>> start STORED ROWS

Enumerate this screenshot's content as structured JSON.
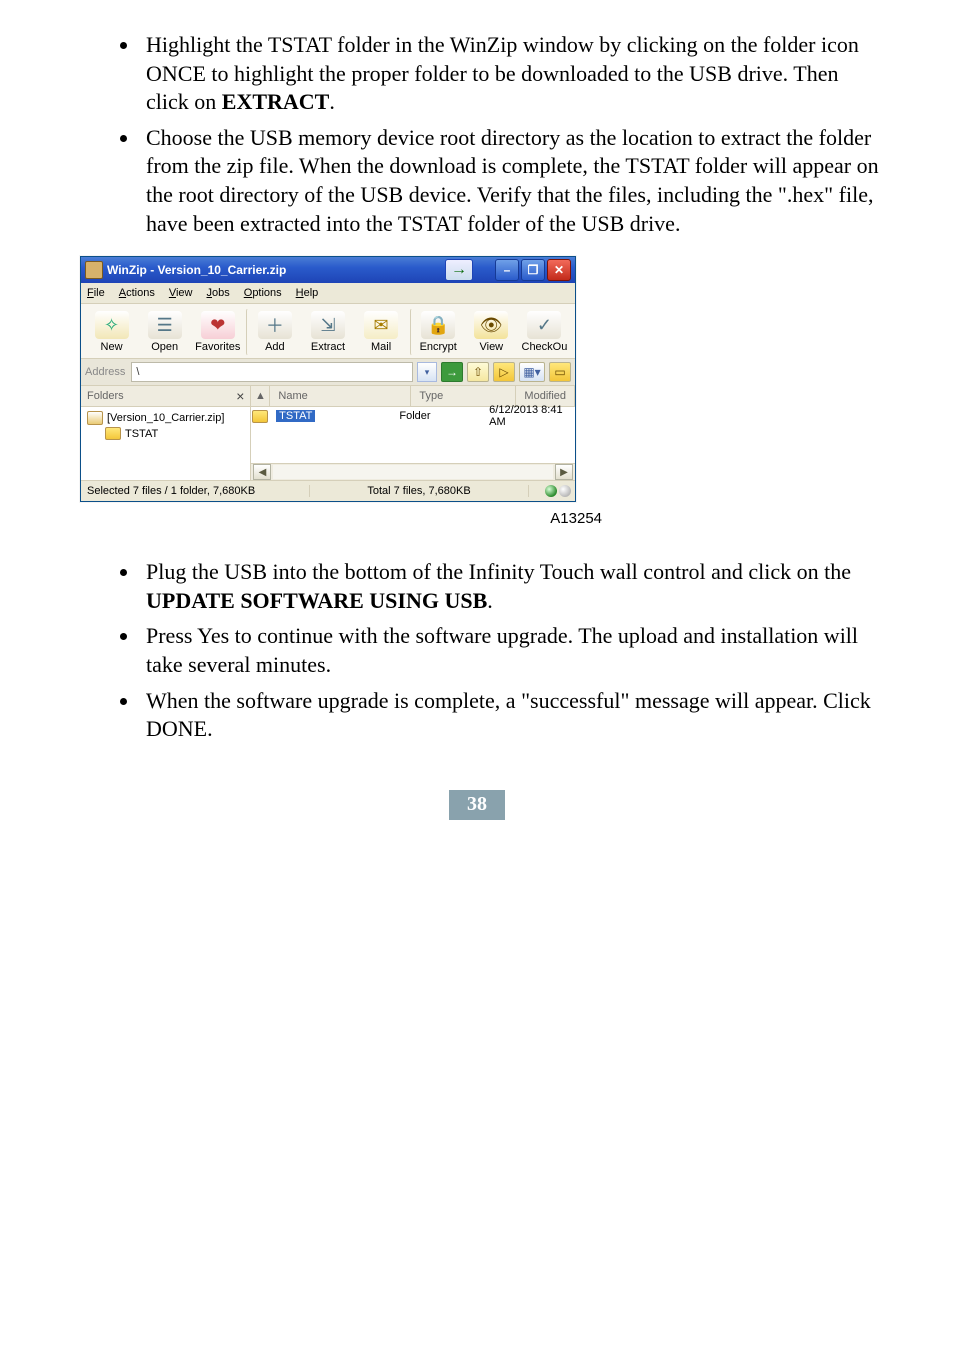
{
  "bullets_top": [
    {
      "pre": "Highlight the TSTAT folder in the WinZip window by clicking on the folder icon ONCE to highlight the proper folder to be downloaded to the USB drive. Then click on ",
      "bold": "EXTRACT",
      "post": "."
    },
    {
      "pre": "Choose the USB memory device root directory as the location to extract the folder from the zip file. When the download is complete, the TSTAT folder will appear on the root directory of the USB device. Verify that the files, including the \".hex\" file, have been extracted into the TSTAT folder of the USB drive.",
      "bold": "",
      "post": ""
    }
  ],
  "figure_label": "A13254",
  "winzip": {
    "title": "WinZip - Version_10_Carrier.zip",
    "arrow_glyph": "→",
    "win_min": "–",
    "win_max": "❐",
    "win_close": "✕",
    "menu": [
      "File",
      "Actions",
      "View",
      "Jobs",
      "Options",
      "Help"
    ],
    "toolbar": [
      "New",
      "Open",
      "Favorites",
      "Add",
      "Extract",
      "Mail",
      "Encrypt",
      "View",
      "CheckOu"
    ],
    "address_label": "Address",
    "address_value": "\\",
    "dd_glyph": "▾",
    "go_glyph": "→",
    "up_glyph": "⇧",
    "open_glyph": "▷",
    "views_glyph": "▦▾",
    "folder_glyph": "📁",
    "folders_label": "Folders",
    "folders_close": "×",
    "tree_root": "[Version_10_Carrier.zip]",
    "tree_child": "TSTAT",
    "cols": {
      "sort": "▲",
      "name": "Name",
      "type": "Type",
      "modified": "Modified"
    },
    "row": {
      "name": "TSTAT",
      "type": "Folder",
      "modified": "6/12/2013 8:41 AM"
    },
    "scroll_left": "◀",
    "scroll_mid": "▯",
    "scroll_right": "▶",
    "status_left": "Selected 7 files / 1 folder, 7,680KB",
    "status_center": "Total 7 files, 7,680KB"
  },
  "bullets_bottom": [
    {
      "pre": "Plug the USB into the bottom of the Infinity Touch wall control and click on the ",
      "bold": "UPDATE SOFTWARE USING USB",
      "post": "."
    },
    {
      "pre": "Press Yes to continue with the software upgrade. The upload and installation will take several minutes.",
      "bold": "",
      "post": ""
    },
    {
      "pre": "When the software upgrade is complete, a \"successful\" message will appear. Click DONE.",
      "bold": "",
      "post": ""
    }
  ],
  "page_number": "38"
}
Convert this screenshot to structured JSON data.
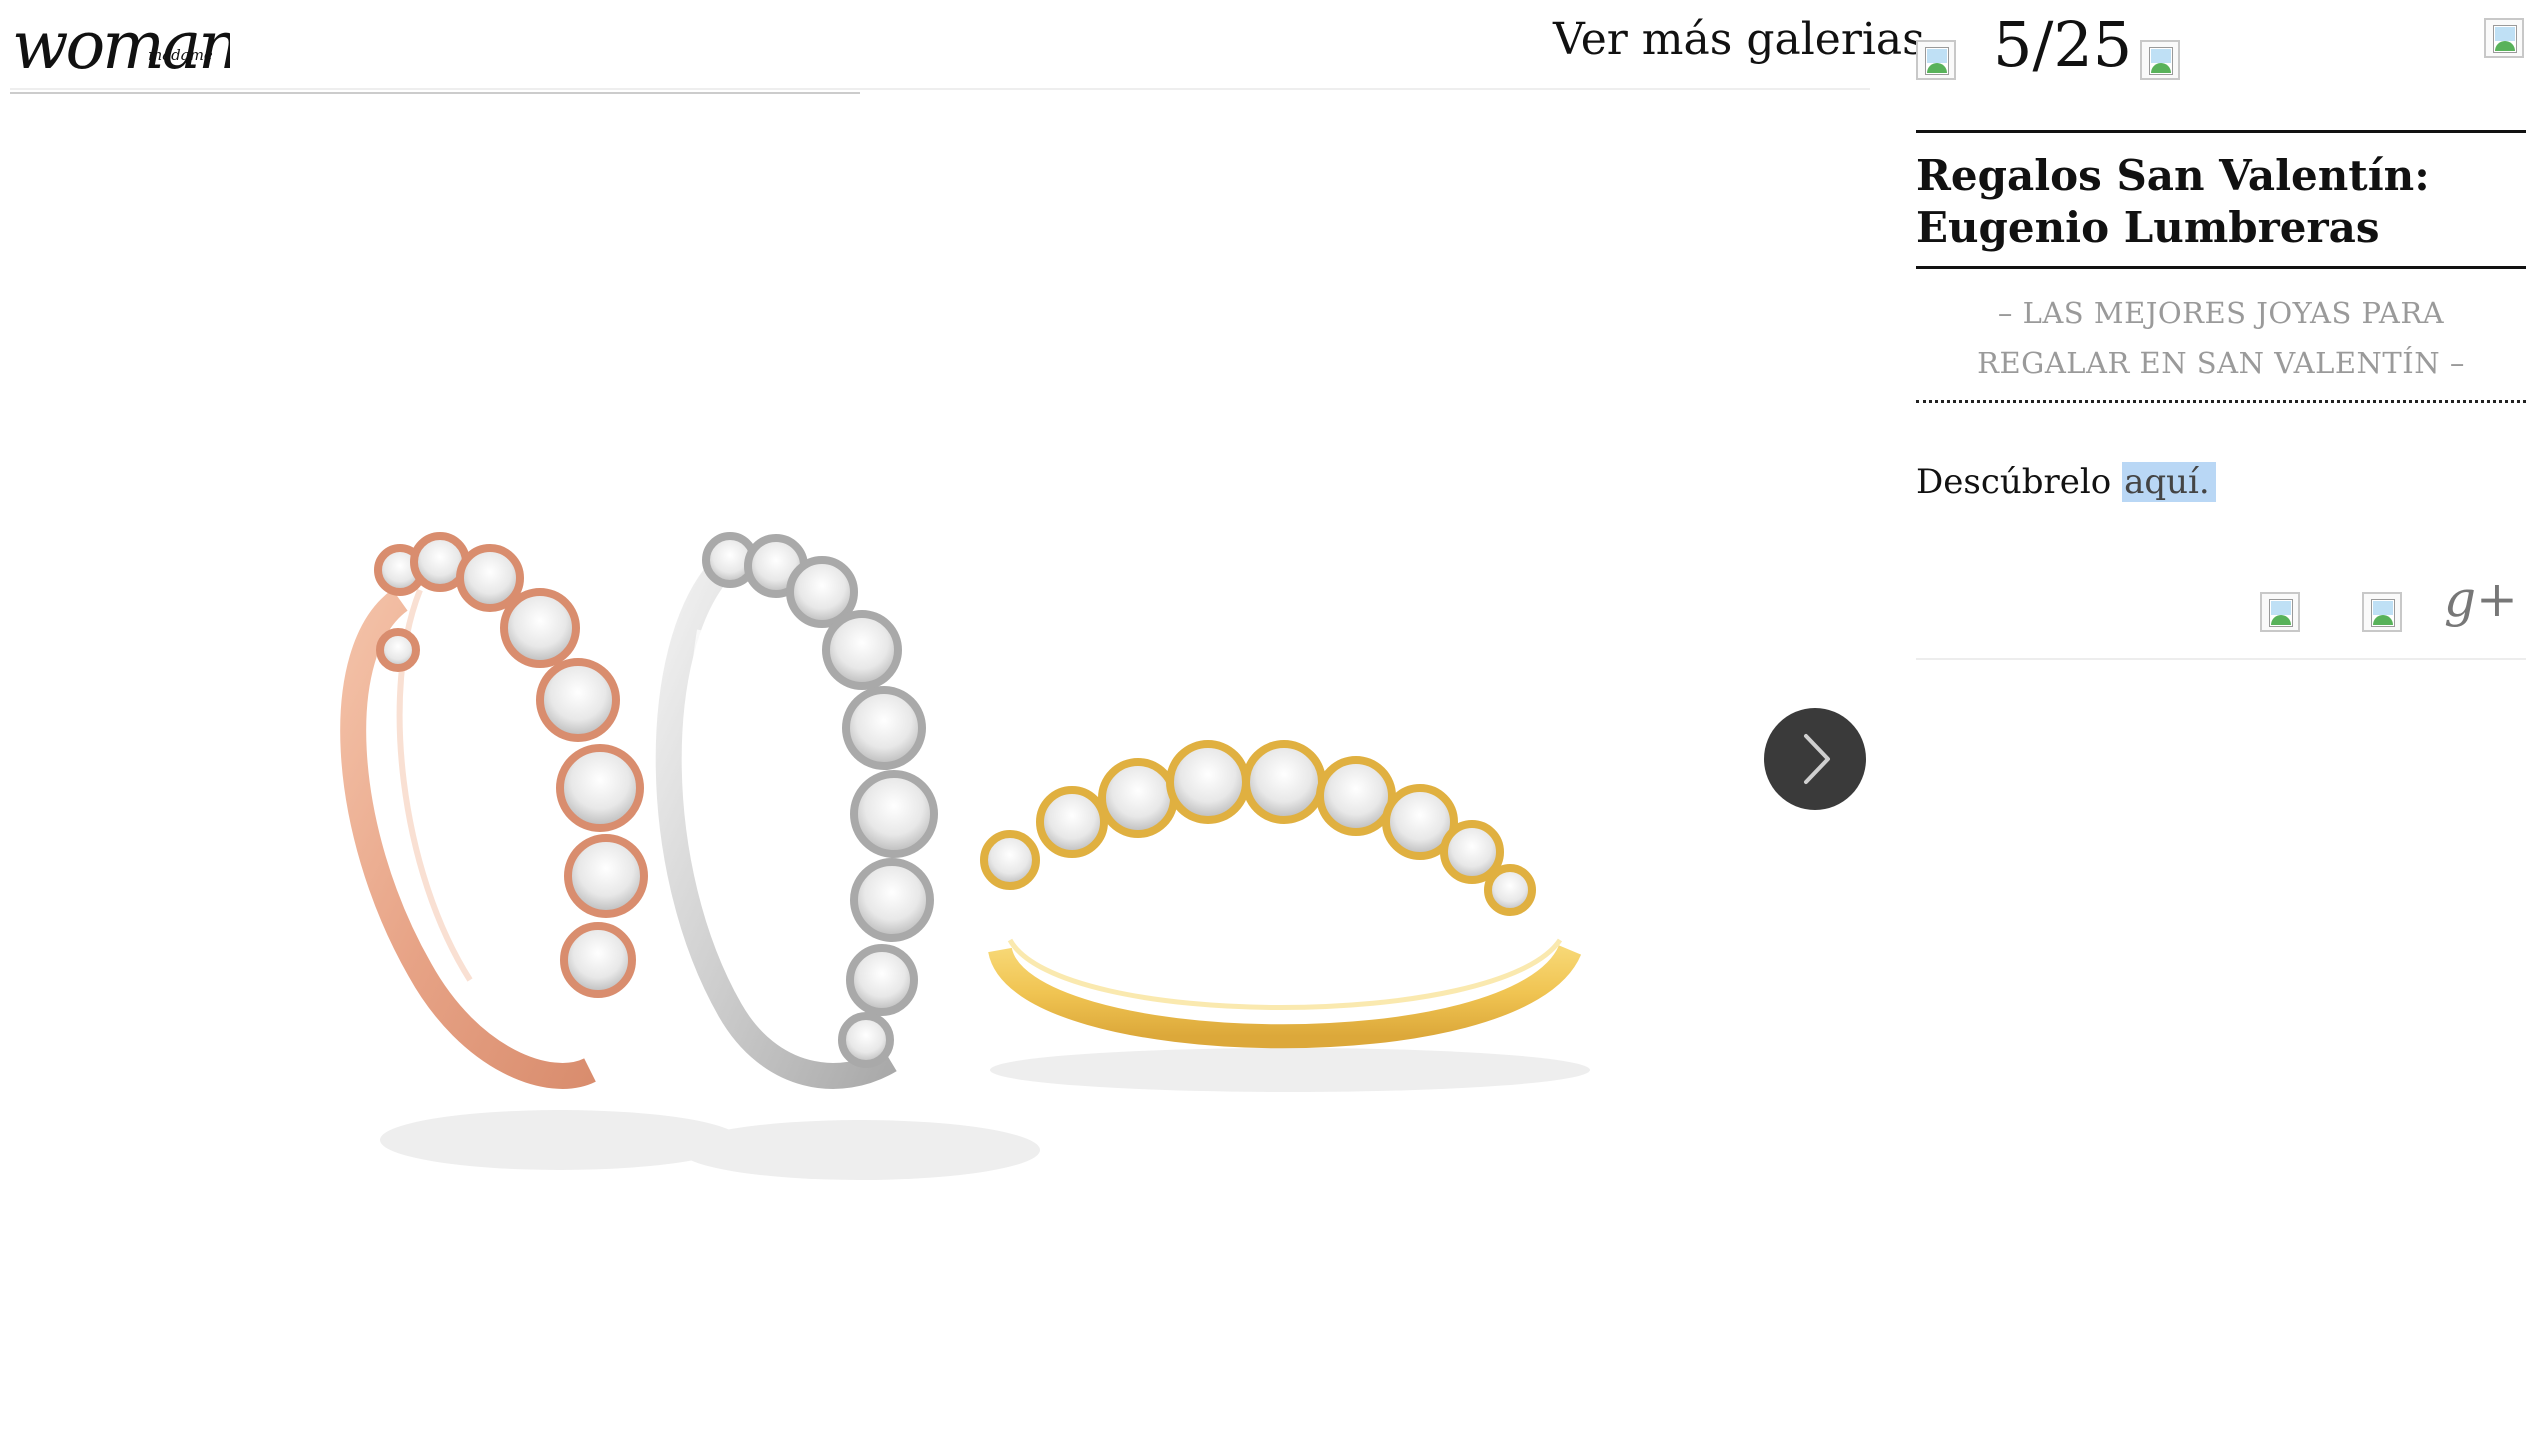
{
  "header": {
    "logo_text": "woman",
    "logo_subtext": "madame",
    "more_galleries_label": "Ver más galerias"
  },
  "gallery": {
    "counter": "5/25",
    "prev_icon": "broken-image-icon",
    "next_icon": "broken-image-icon",
    "close_icon": "broken-image-icon",
    "next_button_icon": "chevron-right-icon"
  },
  "article": {
    "title": "Regalos San Valentín: Eugenio Lumbreras",
    "subtitle": "– LAS MEJORES JOYAS PARA REGALAR EN SAN VALENTÍN –",
    "discover_text": "Descúbrelo",
    "discover_link": "aquí."
  },
  "share": {
    "icons": [
      "broken-image-icon",
      "broken-image-icon",
      "google-plus-icon"
    ],
    "gplus_label": "g+"
  },
  "photo": {
    "subject": "three rings",
    "ring_colors": [
      "#e9a98e",
      "#d6d6d6",
      "#f0c85a"
    ]
  }
}
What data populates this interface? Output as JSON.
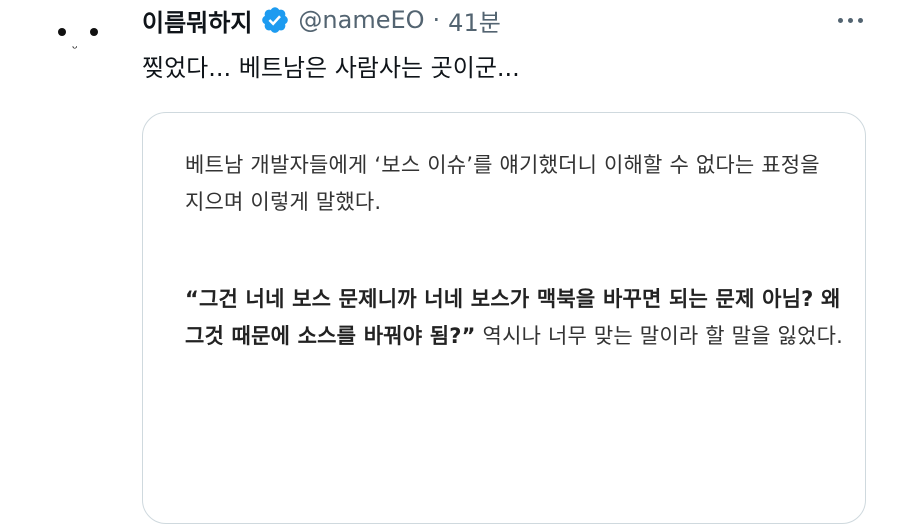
{
  "tweet": {
    "display_name": "이름뭐하지",
    "handle": "@nameEO",
    "separator": "·",
    "time": "41분",
    "text": "찢었다... 베트남은 사람사는 곳이군...",
    "verified_color": "#1d9bf0"
  },
  "media": {
    "paragraph1": "베트남 개발자들에게 ‘보스 이슈’를 얘기했더니 이해할 수 없다는 표정을 지으며 이렇게 말했다.",
    "quote_bold": "“그건 너네 보스 문제니까 너네 보스가 맥북을 바꾸면 되는 문제 아님? 왜 그것 때문에 소스를 바꿔야 됨?”",
    "quote_tail": " 역시나 너무 맞는 말이라 할 말을 잃었다."
  },
  "icons": {
    "verified": "verified-badge-icon",
    "more": "more-options-icon"
  }
}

>> end STORED ROWS

▶ **EXERCISE DESCRIPTION**: Set out every line from the material that contains the string "appear".

▶ **SOLVED PROBLEM**:
      "pre": "Choose the USB memory device root directory as the location to extract the folder from the zip file. When the download is complete, the TSTAT folder will appear on the root directory of the USB device. Verify that the files, including the \".hex\" file, have been extracted into the TSTAT folder of the USB drive.",
      "pre": "When the software upgrade is complete, a \"successful\" message will appear. Click DONE.",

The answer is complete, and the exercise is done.